**EXERCISE PROMPT:** Look through the records that follow. Copy every line containing the word "Améliorer".
○ ○ ○
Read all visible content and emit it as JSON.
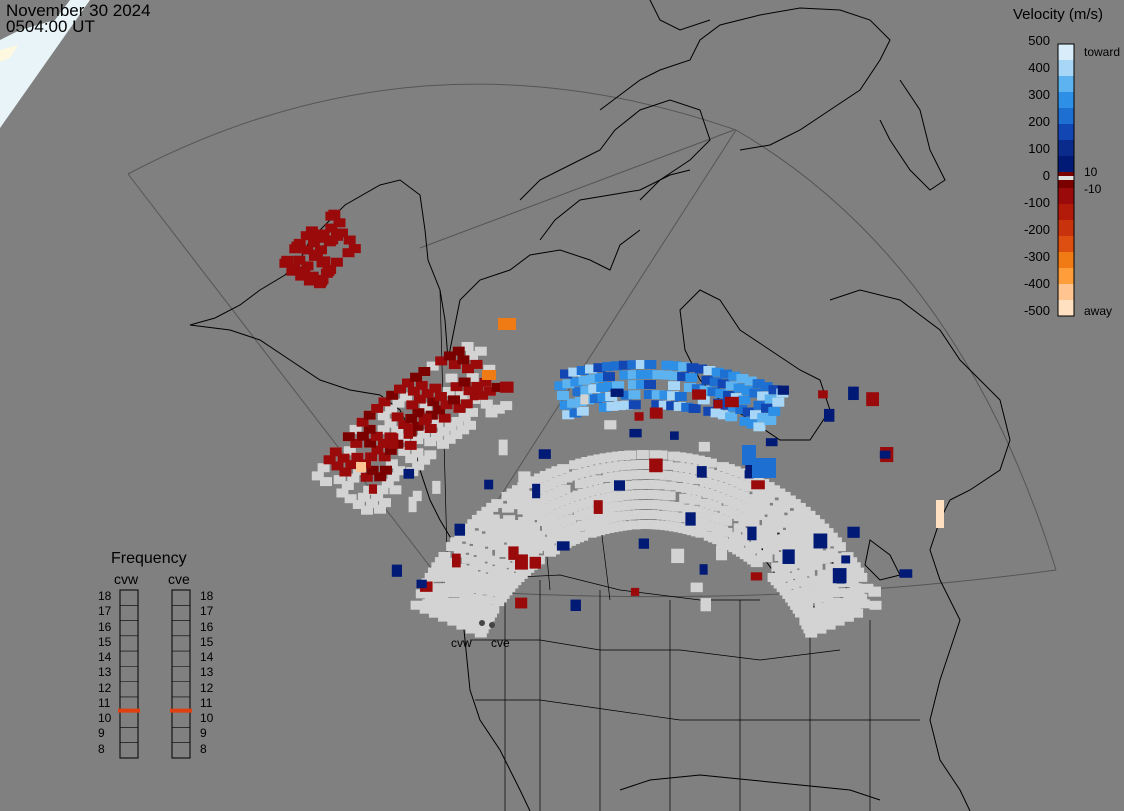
{
  "header": {
    "date": "November 30 2024",
    "time": "0504:00 UT"
  },
  "velocity_scale": {
    "title": "Velocity (m/s)",
    "ticks": [
      "500",
      "400",
      "300",
      "200",
      "100",
      "0",
      "-100",
      "-200",
      "-300",
      "-400",
      "-500"
    ],
    "toward_label": "toward",
    "away_label": "away",
    "plus_threshold": "10",
    "minus_threshold": "-10",
    "colors": [
      "#d8ecfa",
      "#a8d6f7",
      "#5db3f0",
      "#2e8fe6",
      "#1e6fd2",
      "#1246b3",
      "#0a2a8c",
      "#001a75",
      "#7a0000",
      "#9a0a0a",
      "#b21a0a",
      "#c8330d",
      "#dc4f10",
      "#f07a14",
      "#ff9d3a",
      "#ffc490",
      "#ffe0c0"
    ]
  },
  "frequency_panel": {
    "title": "Frequency",
    "radars": [
      "cvw",
      "cve"
    ],
    "levels": [
      "18",
      "17",
      "16",
      "15",
      "14",
      "13",
      "12",
      "11",
      "10",
      "9",
      "8"
    ],
    "current_cvw": 10.6,
    "current_cve": 10.6,
    "marker_color": "#e04010"
  },
  "sites": {
    "west": "cvw",
    "east": "cve"
  },
  "colors": {
    "background": "#808080",
    "coast": "#000000",
    "ground_scatter": "#d3d3d3",
    "fov_outline": "#555555"
  }
}
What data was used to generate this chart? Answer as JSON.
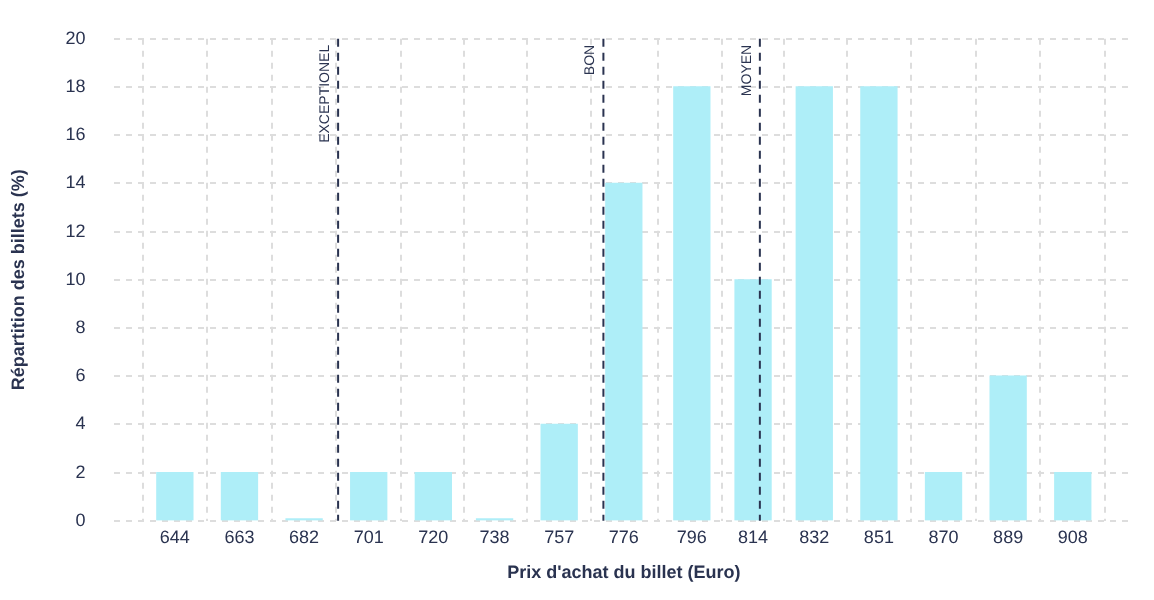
{
  "chart_data": {
    "type": "bar",
    "xlabel": "Prix d'achat du billet (Euro)",
    "ylabel": "Répartition des billets (%)",
    "x": [
      644,
      663,
      682,
      701,
      720,
      738,
      757,
      776,
      796,
      814,
      832,
      851,
      870,
      889,
      908
    ],
    "values": [
      2,
      2,
      0,
      2,
      2,
      0,
      4,
      14,
      18,
      10,
      18,
      18,
      2,
      6,
      2
    ],
    "color": "#aeeef8",
    "xlim": [
      626,
      926
    ],
    "xticks": [
      644,
      663,
      682,
      701,
      720,
      738,
      757,
      776,
      796,
      814,
      832,
      851,
      870,
      889,
      908
    ],
    "ylim": [
      0,
      20
    ],
    "yticks": [
      0,
      2,
      4,
      6,
      8,
      10,
      12,
      14,
      16,
      18,
      20
    ],
    "grid": true,
    "ref_lines": [
      {
        "axis": "x",
        "value": 692,
        "label": "EXCEPTIONEL",
        "color": "#2a3350",
        "line_style": "dashed"
      },
      {
        "axis": "x",
        "value": 770,
        "label": "BON",
        "color": "#2a3350",
        "line_style": "dashed"
      },
      {
        "axis": "x",
        "value": 816,
        "label": "MOYEN",
        "color": "#2a3350",
        "line_style": "dashed"
      }
    ]
  }
}
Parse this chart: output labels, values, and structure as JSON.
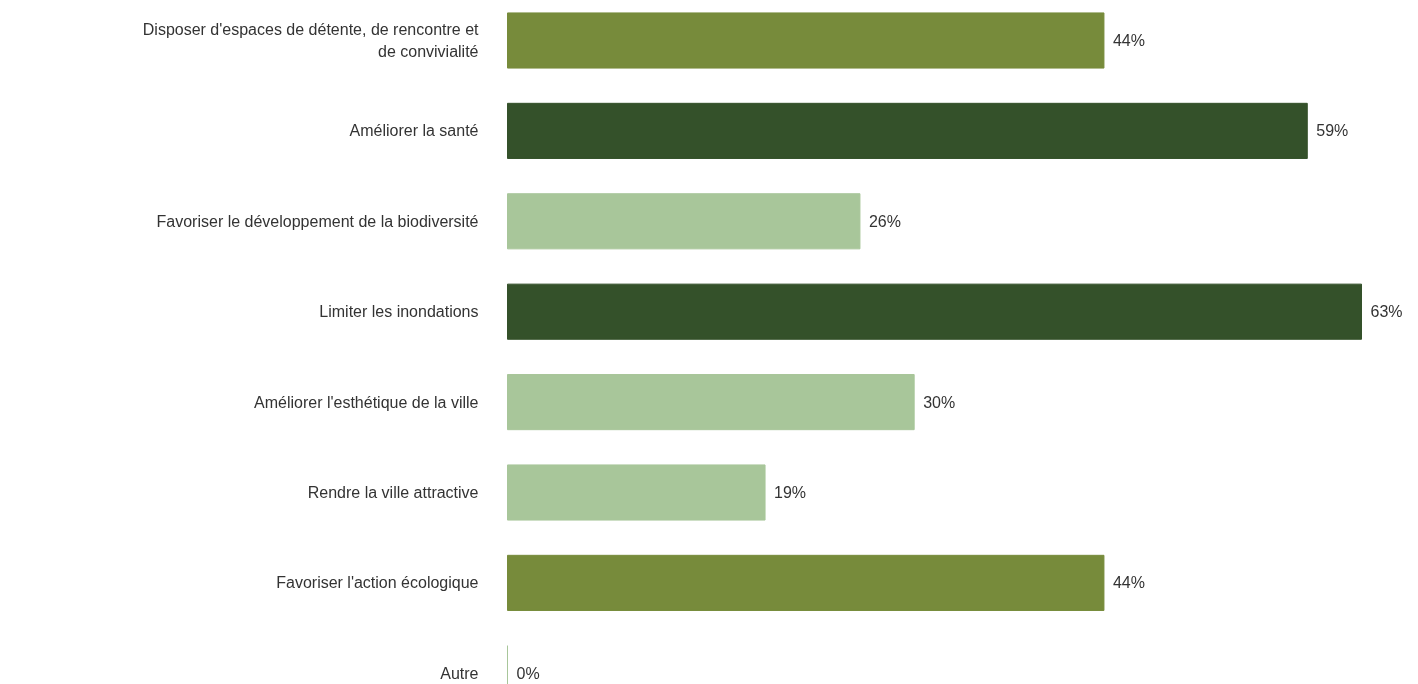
{
  "chart_data": {
    "type": "bar",
    "orientation": "horizontal",
    "categories": [
      "Disposer d'espaces de détente, de rencontre et de convivialité",
      "Améliorer la santé",
      "Favoriser le développement de la biodiversité",
      "Limiter les inondations",
      "Améliorer l'esthétique de la ville",
      "Rendre la ville attractive",
      "Favoriser l'action écologique",
      "Autre"
    ],
    "values": [
      44,
      59,
      26,
      63,
      30,
      19,
      44,
      0
    ],
    "value_labels": [
      "44%",
      "59%",
      "26%",
      "63%",
      "30%",
      "19%",
      "44%",
      "0%"
    ],
    "colors": [
      "#778b3b",
      "#34512a",
      "#a8c69a",
      "#34512a",
      "#a8c69a",
      "#a8c69a",
      "#778b3b",
      "#a8c69a"
    ]
  }
}
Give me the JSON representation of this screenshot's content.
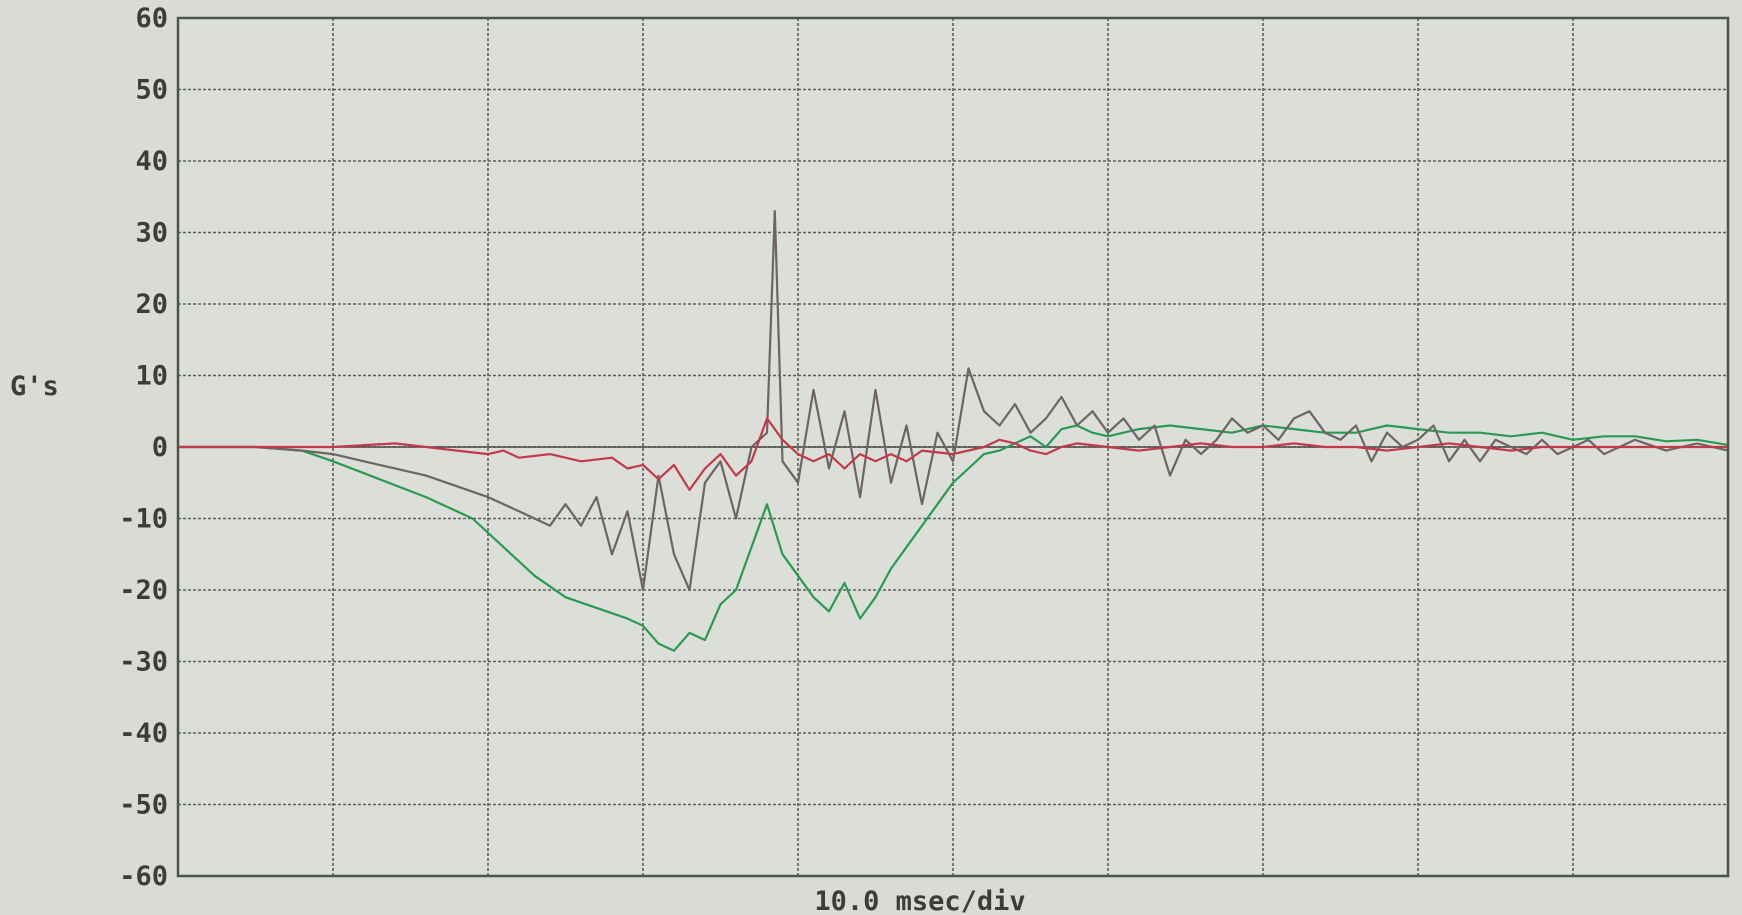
{
  "chart_data": {
    "type": "line",
    "xlabel": "10.0 msec/div",
    "ylabel": "G's",
    "ylim": [
      -60,
      60
    ],
    "yticks": [
      "60",
      "50",
      "40",
      "30",
      "20",
      "10",
      "0",
      "-10",
      "-20",
      "-30",
      "-40",
      "-50",
      "-60"
    ],
    "xlim": [
      0,
      100
    ],
    "x_divisions": 10,
    "grid": true,
    "legend": "none",
    "series": [
      {
        "color": "#2a9a52",
        "points": [
          [
            0,
            0
          ],
          [
            5,
            0
          ],
          [
            8,
            -0.5
          ],
          [
            10,
            -2
          ],
          [
            13,
            -4.5
          ],
          [
            16,
            -7
          ],
          [
            19,
            -10
          ],
          [
            21,
            -14
          ],
          [
            23,
            -18
          ],
          [
            25,
            -21
          ],
          [
            27,
            -22.5
          ],
          [
            29,
            -24
          ],
          [
            30,
            -25
          ],
          [
            31,
            -27.5
          ],
          [
            32,
            -28.5
          ],
          [
            33,
            -26
          ],
          [
            34,
            -27
          ],
          [
            35,
            -22
          ],
          [
            36,
            -20
          ],
          [
            37,
            -14
          ],
          [
            38,
            -8
          ],
          [
            39,
            -15
          ],
          [
            40,
            -18
          ],
          [
            41,
            -21
          ],
          [
            42,
            -23
          ],
          [
            43,
            -19
          ],
          [
            44,
            -24
          ],
          [
            45,
            -21
          ],
          [
            46,
            -17
          ],
          [
            47,
            -14
          ],
          [
            48,
            -11
          ],
          [
            49,
            -8
          ],
          [
            50,
            -5
          ],
          [
            51,
            -3
          ],
          [
            52,
            -1
          ],
          [
            53,
            -0.5
          ],
          [
            54,
            0.5
          ],
          [
            55,
            1.5
          ],
          [
            56,
            0
          ],
          [
            57,
            2.5
          ],
          [
            58,
            3
          ],
          [
            59,
            2
          ],
          [
            60,
            1.5
          ],
          [
            61,
            2
          ],
          [
            62,
            2.5
          ],
          [
            64,
            3
          ],
          [
            66,
            2.5
          ],
          [
            68,
            2
          ],
          [
            70,
            3
          ],
          [
            72,
            2.5
          ],
          [
            74,
            2
          ],
          [
            76,
            2
          ],
          [
            78,
            3
          ],
          [
            80,
            2.5
          ],
          [
            82,
            2
          ],
          [
            84,
            2
          ],
          [
            86,
            1.5
          ],
          [
            88,
            2
          ],
          [
            90,
            1
          ],
          [
            92,
            1.5
          ],
          [
            94,
            1.5
          ],
          [
            96,
            0.8
          ],
          [
            98,
            1
          ],
          [
            100,
            0.3
          ]
        ]
      },
      {
        "color": "#6e6466",
        "points": [
          [
            0,
            0
          ],
          [
            5,
            0
          ],
          [
            8,
            -0.5
          ],
          [
            10,
            -1
          ],
          [
            13,
            -2.5
          ],
          [
            16,
            -4
          ],
          [
            18,
            -5.5
          ],
          [
            20,
            -7
          ],
          [
            22,
            -9
          ],
          [
            23,
            -10
          ],
          [
            24,
            -11
          ],
          [
            25,
            -8
          ],
          [
            26,
            -11
          ],
          [
            27,
            -7
          ],
          [
            28,
            -15
          ],
          [
            29,
            -9
          ],
          [
            30,
            -20
          ],
          [
            31,
            -4
          ],
          [
            32,
            -15
          ],
          [
            33,
            -20
          ],
          [
            34,
            -5
          ],
          [
            35,
            -2
          ],
          [
            36,
            -10
          ],
          [
            37,
            0
          ],
          [
            38,
            2
          ],
          [
            38.5,
            33
          ],
          [
            39,
            -2
          ],
          [
            40,
            -5
          ],
          [
            41,
            8
          ],
          [
            42,
            -3
          ],
          [
            43,
            5
          ],
          [
            44,
            -7
          ],
          [
            45,
            8
          ],
          [
            46,
            -5
          ],
          [
            47,
            3
          ],
          [
            48,
            -8
          ],
          [
            49,
            2
          ],
          [
            50,
            -2
          ],
          [
            51,
            11
          ],
          [
            52,
            5
          ],
          [
            53,
            3
          ],
          [
            54,
            6
          ],
          [
            55,
            2
          ],
          [
            56,
            4
          ],
          [
            57,
            7
          ],
          [
            58,
            3
          ],
          [
            59,
            5
          ],
          [
            60,
            2
          ],
          [
            61,
            4
          ],
          [
            62,
            1
          ],
          [
            63,
            3
          ],
          [
            64,
            -4
          ],
          [
            65,
            1
          ],
          [
            66,
            -1
          ],
          [
            67,
            1
          ],
          [
            68,
            4
          ],
          [
            69,
            2
          ],
          [
            70,
            3
          ],
          [
            71,
            1
          ],
          [
            72,
            4
          ],
          [
            73,
            5
          ],
          [
            74,
            2
          ],
          [
            75,
            1
          ],
          [
            76,
            3
          ],
          [
            77,
            -2
          ],
          [
            78,
            2
          ],
          [
            79,
            0
          ],
          [
            80,
            1
          ],
          [
            81,
            3
          ],
          [
            82,
            -2
          ],
          [
            83,
            1
          ],
          [
            84,
            -2
          ],
          [
            85,
            1
          ],
          [
            86,
            0
          ],
          [
            87,
            -1
          ],
          [
            88,
            1
          ],
          [
            89,
            -1
          ],
          [
            90,
            0
          ],
          [
            91,
            1
          ],
          [
            92,
            -1
          ],
          [
            93,
            0
          ],
          [
            94,
            1
          ],
          [
            96,
            -0.5
          ],
          [
            98,
            0.5
          ],
          [
            100,
            -0.5
          ]
        ]
      },
      {
        "color": "#c23a4a",
        "points": [
          [
            0,
            0
          ],
          [
            10,
            0
          ],
          [
            14,
            0.5
          ],
          [
            18,
            -0.5
          ],
          [
            20,
            -1
          ],
          [
            21,
            -0.5
          ],
          [
            22,
            -1.5
          ],
          [
            24,
            -1
          ],
          [
            26,
            -2
          ],
          [
            28,
            -1.5
          ],
          [
            29,
            -3
          ],
          [
            30,
            -2.5
          ],
          [
            31,
            -4.5
          ],
          [
            32,
            -2.5
          ],
          [
            33,
            -6
          ],
          [
            34,
            -3
          ],
          [
            35,
            -1
          ],
          [
            36,
            -4
          ],
          [
            37,
            -2
          ],
          [
            38,
            4
          ],
          [
            39,
            1
          ],
          [
            40,
            -1
          ],
          [
            41,
            -2
          ],
          [
            42,
            -1
          ],
          [
            43,
            -3
          ],
          [
            44,
            -1
          ],
          [
            45,
            -2
          ],
          [
            46,
            -1
          ],
          [
            47,
            -2
          ],
          [
            48,
            -0.5
          ],
          [
            50,
            -1
          ],
          [
            52,
            0
          ],
          [
            53,
            1
          ],
          [
            54,
            0.5
          ],
          [
            55,
            -0.5
          ],
          [
            56,
            -1
          ],
          [
            57,
            0
          ],
          [
            58,
            0.5
          ],
          [
            60,
            0
          ],
          [
            62,
            -0.5
          ],
          [
            64,
            0
          ],
          [
            66,
            0.5
          ],
          [
            68,
            0
          ],
          [
            70,
            0
          ],
          [
            72,
            0.5
          ],
          [
            74,
            0
          ],
          [
            76,
            0
          ],
          [
            78,
            -0.5
          ],
          [
            80,
            0
          ],
          [
            82,
            0.5
          ],
          [
            84,
            0
          ],
          [
            86,
            -0.5
          ],
          [
            88,
            0
          ],
          [
            90,
            0
          ],
          [
            100,
            0
          ]
        ]
      }
    ]
  }
}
○ ○ ○
**RESPONSE TO THIS EXERCISE:**
      "Améliorer la santé",
      "Améliorer l'esthétique de la ville",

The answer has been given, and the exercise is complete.